▶ _Instructions for the task_:
Everything in the listing except the pictures should be written out exactly.

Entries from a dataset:

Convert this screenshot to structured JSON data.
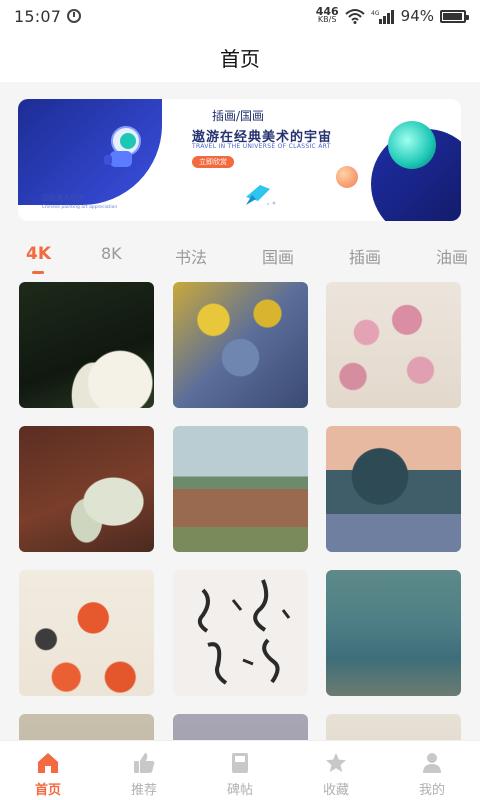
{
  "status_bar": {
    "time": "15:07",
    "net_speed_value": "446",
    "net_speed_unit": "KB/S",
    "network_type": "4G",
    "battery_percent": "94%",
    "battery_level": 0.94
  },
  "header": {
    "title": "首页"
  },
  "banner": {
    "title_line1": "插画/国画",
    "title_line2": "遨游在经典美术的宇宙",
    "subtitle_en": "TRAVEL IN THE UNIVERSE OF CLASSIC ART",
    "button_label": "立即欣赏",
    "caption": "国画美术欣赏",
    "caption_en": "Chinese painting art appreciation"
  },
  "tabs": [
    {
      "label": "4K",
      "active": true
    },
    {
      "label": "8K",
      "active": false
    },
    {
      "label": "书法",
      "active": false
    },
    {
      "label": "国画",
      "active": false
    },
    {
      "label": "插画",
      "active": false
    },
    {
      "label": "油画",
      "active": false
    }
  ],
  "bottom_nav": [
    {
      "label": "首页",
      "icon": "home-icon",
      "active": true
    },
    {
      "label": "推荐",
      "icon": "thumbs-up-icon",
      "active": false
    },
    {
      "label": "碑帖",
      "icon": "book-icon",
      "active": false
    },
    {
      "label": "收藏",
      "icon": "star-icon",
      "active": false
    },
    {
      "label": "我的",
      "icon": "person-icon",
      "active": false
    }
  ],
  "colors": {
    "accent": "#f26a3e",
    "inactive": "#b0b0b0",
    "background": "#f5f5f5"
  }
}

▶ _Exercise result_:
Convert this screenshot to structured JSON data.
{
  "status_bar": {
    "time": "15:07",
    "net_speed_value": "446",
    "net_speed_unit": "KB/S",
    "network_type": "4G",
    "battery_percent": "94%",
    "battery_level": 0.94
  },
  "header": {
    "title": "首页"
  },
  "banner": {
    "title_line1": "插画/国画",
    "title_line2": "遨游在经典美术的宇宙",
    "subtitle_en": "TRAVEL IN THE UNIVERSE OF CLASSIC ART",
    "button_label": "立即欣赏",
    "caption": "国画美术欣赏",
    "caption_en": "Chinese painting art appreciation"
  },
  "tabs": [
    {
      "label": "4K",
      "active": true
    },
    {
      "label": "8K",
      "active": false
    },
    {
      "label": "书法",
      "active": false
    },
    {
      "label": "国画",
      "active": false
    },
    {
      "label": "插画",
      "active": false
    },
    {
      "label": "油画",
      "active": false
    }
  ],
  "bottom_nav": [
    {
      "label": "首页",
      "icon": "home-icon",
      "active": true
    },
    {
      "label": "推荐",
      "icon": "thumbs-up-icon",
      "active": false
    },
    {
      "label": "碑帖",
      "icon": "book-icon",
      "active": false
    },
    {
      "label": "收藏",
      "icon": "star-icon",
      "active": false
    },
    {
      "label": "我的",
      "icon": "person-icon",
      "active": false
    }
  ],
  "colors": {
    "accent": "#f26a3e",
    "inactive": "#b0b0b0",
    "background": "#f5f5f5"
  }
}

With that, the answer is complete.